**WHAT YOU NEED TO DO**
Find the lines holding "into" and copy them.

**ITEMS**
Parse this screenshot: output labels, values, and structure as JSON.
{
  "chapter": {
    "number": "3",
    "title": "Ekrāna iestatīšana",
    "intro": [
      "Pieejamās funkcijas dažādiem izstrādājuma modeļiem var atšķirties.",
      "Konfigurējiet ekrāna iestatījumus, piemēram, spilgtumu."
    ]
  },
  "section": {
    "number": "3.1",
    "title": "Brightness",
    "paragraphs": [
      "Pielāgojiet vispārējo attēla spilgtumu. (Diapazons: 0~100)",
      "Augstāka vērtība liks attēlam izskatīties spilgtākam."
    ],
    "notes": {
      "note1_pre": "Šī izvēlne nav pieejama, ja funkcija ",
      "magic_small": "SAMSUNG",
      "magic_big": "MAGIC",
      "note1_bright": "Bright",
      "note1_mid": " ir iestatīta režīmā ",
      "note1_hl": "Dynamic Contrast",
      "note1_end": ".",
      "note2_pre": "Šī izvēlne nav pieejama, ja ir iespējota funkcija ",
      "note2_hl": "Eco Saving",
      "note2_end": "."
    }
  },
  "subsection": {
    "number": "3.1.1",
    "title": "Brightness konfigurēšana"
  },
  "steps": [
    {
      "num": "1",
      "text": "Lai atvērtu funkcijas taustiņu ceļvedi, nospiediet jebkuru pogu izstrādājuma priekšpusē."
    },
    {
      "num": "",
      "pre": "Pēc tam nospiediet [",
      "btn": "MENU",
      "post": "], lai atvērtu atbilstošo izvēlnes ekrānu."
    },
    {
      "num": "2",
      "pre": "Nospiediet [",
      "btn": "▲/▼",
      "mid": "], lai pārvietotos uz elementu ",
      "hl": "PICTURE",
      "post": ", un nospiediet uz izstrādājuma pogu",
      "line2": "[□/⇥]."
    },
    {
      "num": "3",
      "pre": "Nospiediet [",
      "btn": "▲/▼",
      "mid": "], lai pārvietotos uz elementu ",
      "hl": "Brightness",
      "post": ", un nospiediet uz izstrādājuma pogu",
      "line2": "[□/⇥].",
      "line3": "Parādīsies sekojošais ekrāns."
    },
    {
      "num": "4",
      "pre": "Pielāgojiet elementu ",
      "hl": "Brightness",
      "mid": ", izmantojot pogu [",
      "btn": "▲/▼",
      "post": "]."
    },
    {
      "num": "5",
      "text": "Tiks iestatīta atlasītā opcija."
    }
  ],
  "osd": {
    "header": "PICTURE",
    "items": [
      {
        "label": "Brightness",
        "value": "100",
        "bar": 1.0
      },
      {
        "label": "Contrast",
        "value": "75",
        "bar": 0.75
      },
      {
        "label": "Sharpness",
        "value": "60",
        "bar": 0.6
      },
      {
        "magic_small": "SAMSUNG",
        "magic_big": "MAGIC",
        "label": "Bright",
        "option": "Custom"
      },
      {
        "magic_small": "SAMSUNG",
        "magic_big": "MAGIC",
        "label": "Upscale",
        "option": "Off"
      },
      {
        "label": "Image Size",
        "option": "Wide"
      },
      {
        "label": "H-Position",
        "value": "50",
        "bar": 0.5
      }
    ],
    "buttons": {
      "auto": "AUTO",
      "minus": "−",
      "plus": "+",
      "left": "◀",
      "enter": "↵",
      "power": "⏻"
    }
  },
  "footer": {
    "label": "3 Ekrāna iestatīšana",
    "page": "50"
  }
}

--

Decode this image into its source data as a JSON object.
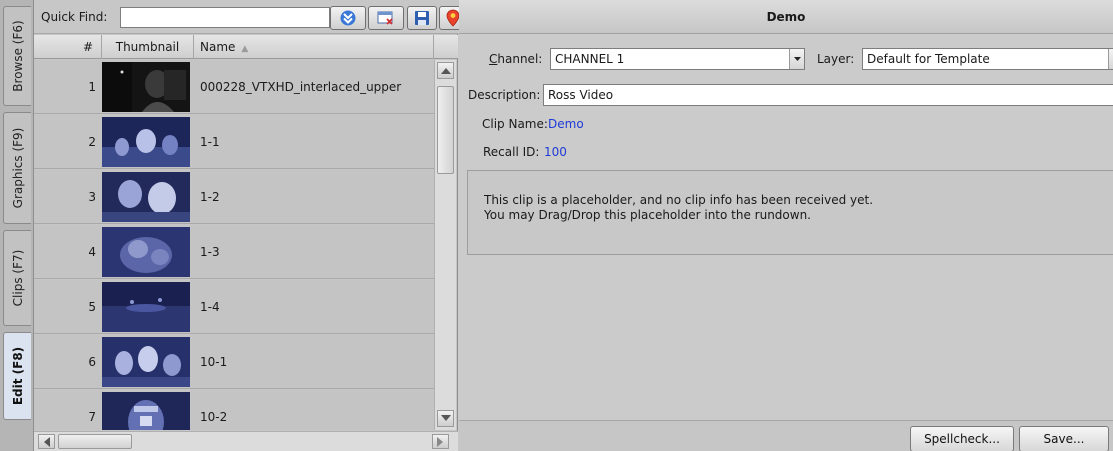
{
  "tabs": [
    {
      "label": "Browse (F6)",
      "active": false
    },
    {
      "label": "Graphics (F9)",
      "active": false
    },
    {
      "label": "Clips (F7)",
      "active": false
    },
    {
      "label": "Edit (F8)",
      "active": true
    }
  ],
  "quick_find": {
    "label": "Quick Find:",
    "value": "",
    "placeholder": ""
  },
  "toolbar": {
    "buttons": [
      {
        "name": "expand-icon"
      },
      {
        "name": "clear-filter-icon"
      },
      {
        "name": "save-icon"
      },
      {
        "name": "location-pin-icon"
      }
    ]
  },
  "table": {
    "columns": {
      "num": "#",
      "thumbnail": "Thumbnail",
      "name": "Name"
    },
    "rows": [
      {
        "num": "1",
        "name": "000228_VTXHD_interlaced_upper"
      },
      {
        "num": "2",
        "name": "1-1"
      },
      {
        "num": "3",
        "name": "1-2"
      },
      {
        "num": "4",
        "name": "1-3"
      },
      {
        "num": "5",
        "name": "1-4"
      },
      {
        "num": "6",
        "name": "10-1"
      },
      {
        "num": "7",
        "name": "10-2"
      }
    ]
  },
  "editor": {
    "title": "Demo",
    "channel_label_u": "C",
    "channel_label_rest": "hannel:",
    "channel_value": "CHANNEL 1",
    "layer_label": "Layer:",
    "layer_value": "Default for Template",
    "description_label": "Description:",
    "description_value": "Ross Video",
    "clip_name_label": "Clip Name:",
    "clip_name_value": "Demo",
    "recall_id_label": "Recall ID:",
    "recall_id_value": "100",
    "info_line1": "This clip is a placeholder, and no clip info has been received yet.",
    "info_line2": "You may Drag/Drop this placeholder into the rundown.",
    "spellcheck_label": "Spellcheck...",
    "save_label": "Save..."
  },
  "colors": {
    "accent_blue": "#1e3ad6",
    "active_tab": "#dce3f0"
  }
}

**CORRECT ANSWER**
Decode this image into its source data as a JSON object.
    "info_line2": "You may Drag/Drop this placeholder into the rundown.",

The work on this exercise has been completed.